▸ EXERCISE AIM
Reproduce the material in full, unchanged.

▸ EXERCISE INPUTS
───
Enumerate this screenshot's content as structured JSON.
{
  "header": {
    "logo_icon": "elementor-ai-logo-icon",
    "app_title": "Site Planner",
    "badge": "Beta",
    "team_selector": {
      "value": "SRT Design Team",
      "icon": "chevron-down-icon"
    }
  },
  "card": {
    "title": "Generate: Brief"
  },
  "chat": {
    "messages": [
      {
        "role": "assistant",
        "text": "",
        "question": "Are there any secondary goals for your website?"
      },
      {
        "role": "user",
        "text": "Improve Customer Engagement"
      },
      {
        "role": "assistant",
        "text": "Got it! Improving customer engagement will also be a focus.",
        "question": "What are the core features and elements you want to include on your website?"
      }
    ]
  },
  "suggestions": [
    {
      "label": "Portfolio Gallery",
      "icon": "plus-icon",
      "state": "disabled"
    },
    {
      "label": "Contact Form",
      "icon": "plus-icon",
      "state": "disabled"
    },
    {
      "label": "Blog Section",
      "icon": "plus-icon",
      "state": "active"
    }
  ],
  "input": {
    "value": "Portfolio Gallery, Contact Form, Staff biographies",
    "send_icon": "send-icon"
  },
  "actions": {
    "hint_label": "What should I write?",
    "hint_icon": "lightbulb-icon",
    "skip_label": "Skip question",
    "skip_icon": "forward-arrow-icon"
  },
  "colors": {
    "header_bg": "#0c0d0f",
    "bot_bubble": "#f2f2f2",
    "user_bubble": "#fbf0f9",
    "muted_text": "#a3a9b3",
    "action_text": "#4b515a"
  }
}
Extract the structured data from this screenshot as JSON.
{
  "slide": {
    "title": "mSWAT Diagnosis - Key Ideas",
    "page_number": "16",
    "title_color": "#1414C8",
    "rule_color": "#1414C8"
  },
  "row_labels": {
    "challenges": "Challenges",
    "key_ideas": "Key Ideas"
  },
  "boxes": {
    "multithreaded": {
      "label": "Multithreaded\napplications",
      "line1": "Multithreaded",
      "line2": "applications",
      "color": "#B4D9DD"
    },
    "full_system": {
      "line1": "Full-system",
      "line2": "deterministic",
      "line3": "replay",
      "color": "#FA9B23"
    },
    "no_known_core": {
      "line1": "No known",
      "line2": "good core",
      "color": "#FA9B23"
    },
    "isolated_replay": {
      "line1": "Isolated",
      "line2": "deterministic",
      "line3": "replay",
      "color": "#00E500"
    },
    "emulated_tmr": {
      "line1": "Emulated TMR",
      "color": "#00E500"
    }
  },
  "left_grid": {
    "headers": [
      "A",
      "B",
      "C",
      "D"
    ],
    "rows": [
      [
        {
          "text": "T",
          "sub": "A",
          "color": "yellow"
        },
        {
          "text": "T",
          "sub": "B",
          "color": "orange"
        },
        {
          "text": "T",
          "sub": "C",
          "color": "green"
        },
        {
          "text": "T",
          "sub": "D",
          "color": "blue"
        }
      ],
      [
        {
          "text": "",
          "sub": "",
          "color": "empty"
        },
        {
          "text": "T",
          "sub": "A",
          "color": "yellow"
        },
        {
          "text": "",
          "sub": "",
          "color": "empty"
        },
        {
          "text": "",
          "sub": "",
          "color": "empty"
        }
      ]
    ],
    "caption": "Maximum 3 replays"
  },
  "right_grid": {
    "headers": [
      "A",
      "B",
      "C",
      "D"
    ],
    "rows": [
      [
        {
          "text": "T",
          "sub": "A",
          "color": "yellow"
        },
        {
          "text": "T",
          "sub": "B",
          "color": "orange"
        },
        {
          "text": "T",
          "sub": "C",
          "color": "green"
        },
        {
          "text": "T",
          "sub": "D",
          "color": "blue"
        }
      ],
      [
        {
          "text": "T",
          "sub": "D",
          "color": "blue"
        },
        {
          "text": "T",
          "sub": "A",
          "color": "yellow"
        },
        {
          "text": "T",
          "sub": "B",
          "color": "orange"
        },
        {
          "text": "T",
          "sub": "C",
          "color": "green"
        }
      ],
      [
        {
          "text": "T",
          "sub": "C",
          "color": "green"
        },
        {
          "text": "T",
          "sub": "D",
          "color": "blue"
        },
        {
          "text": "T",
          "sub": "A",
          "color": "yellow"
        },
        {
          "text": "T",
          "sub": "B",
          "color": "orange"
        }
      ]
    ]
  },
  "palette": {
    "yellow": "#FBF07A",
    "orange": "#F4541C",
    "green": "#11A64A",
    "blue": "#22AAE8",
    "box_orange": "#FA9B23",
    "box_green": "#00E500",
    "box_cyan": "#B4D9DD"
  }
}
───
▸ RESULT OF THE TASK
Enumerate this screenshot's content as structured JSON.
{
  "header": {
    "logo_icon": "elementor-ai-logo-icon",
    "app_title": "Site Planner",
    "badge": "Beta",
    "team_selector": {
      "value": "SRT Design Team",
      "icon": "chevron-down-icon"
    }
  },
  "card": {
    "title": "Generate: Brief"
  },
  "chat": {
    "messages": [
      {
        "role": "assistant",
        "text": "",
        "question": "Are there any secondary goals for your website?"
      },
      {
        "role": "user",
        "text": "Improve Customer Engagement"
      },
      {
        "role": "assistant",
        "text": "Got it! Improving customer engagement will also be a focus.",
        "question": "What are the core features and elements you want to include on your website?"
      }
    ]
  },
  "suggestions": [
    {
      "label": "Portfolio Gallery",
      "icon": "plus-icon",
      "state": "disabled"
    },
    {
      "label": "Contact Form",
      "icon": "plus-icon",
      "state": "disabled"
    },
    {
      "label": "Blog Section",
      "icon": "plus-icon",
      "state": "active"
    }
  ],
  "input": {
    "value": "Portfolio Gallery, Contact Form, Staff biographies",
    "send_icon": "send-icon"
  },
  "actions": {
    "hint_label": "What should I write?",
    "hint_icon": "lightbulb-icon",
    "skip_label": "Skip question",
    "skip_icon": "forward-arrow-icon"
  },
  "colors": {
    "header_bg": "#0c0d0f",
    "bot_bubble": "#f2f2f2",
    "user_bubble": "#fbf0f9",
    "muted_text": "#a3a9b3",
    "action_text": "#4b515a"
  }
}
Extract the structured data from this screenshot as JSON.
{
  "slide": {
    "title": "mSWAT Diagnosis - Key Ideas",
    "page_number": "16",
    "title_color": "#1414C8",
    "rule_color": "#1414C8"
  },
  "row_labels": {
    "challenges": "Challenges",
    "key_ideas": "Key Ideas"
  },
  "boxes": {
    "multithreaded": {
      "label": "Multithreaded\napplications",
      "line1": "Multithreaded",
      "line2": "applications",
      "color": "#B4D9DD"
    },
    "full_system": {
      "line1": "Full-system",
      "line2": "deterministic",
      "line3": "replay",
      "color": "#FA9B23"
    },
    "no_known_core": {
      "line1": "No known",
      "line2": "good core",
      "color": "#FA9B23"
    },
    "isolated_replay": {
      "line1": "Isolated",
      "line2": "deterministic",
      "line3": "replay",
      "color": "#00E500"
    },
    "emulated_tmr": {
      "line1": "Emulated TMR",
      "color": "#00E500"
    }
  },
  "left_grid": {
    "headers": [
      "A",
      "B",
      "C",
      "D"
    ],
    "rows": [
      [
        {
          "text": "T",
          "sub": "A",
          "color": "yellow"
        },
        {
          "text": "T",
          "sub": "B",
          "color": "orange"
        },
        {
          "text": "T",
          "sub": "C",
          "color": "green"
        },
        {
          "text": "T",
          "sub": "D",
          "color": "blue"
        }
      ],
      [
        {
          "text": "",
          "sub": "",
          "color": "empty"
        },
        {
          "text": "T",
          "sub": "A",
          "color": "yellow"
        },
        {
          "text": "",
          "sub": "",
          "color": "empty"
        },
        {
          "text": "",
          "sub": "",
          "color": "empty"
        }
      ]
    ],
    "caption": "Maximum 3 replays"
  },
  "right_grid": {
    "headers": [
      "A",
      "B",
      "C",
      "D"
    ],
    "rows": [
      [
        {
          "text": "T",
          "sub": "A",
          "color": "yellow"
        },
        {
          "text": "T",
          "sub": "B",
          "color": "orange"
        },
        {
          "text": "T",
          "sub": "C",
          "color": "green"
        },
        {
          "text": "T",
          "sub": "D",
          "color": "blue"
        }
      ],
      [
        {
          "text": "T",
          "sub": "D",
          "color": "blue"
        },
        {
          "text": "T",
          "sub": "A",
          "color": "yellow"
        },
        {
          "text": "T",
          "sub": "B",
          "color": "orange"
        },
        {
          "text": "T",
          "sub": "C",
          "color": "green"
        }
      ],
      [
        {
          "text": "T",
          "sub": "C",
          "color": "green"
        },
        {
          "text": "T",
          "sub": "D",
          "color": "blue"
        },
        {
          "text": "T",
          "sub": "A",
          "color": "yellow"
        },
        {
          "text": "T",
          "sub": "B",
          "color": "orange"
        }
      ]
    ]
  },
  "palette": {
    "yellow": "#FBF07A",
    "orange": "#F4541C",
    "green": "#11A64A",
    "blue": "#22AAE8",
    "box_orange": "#FA9B23",
    "box_green": "#00E500",
    "box_cyan": "#B4D9DD"
  }
}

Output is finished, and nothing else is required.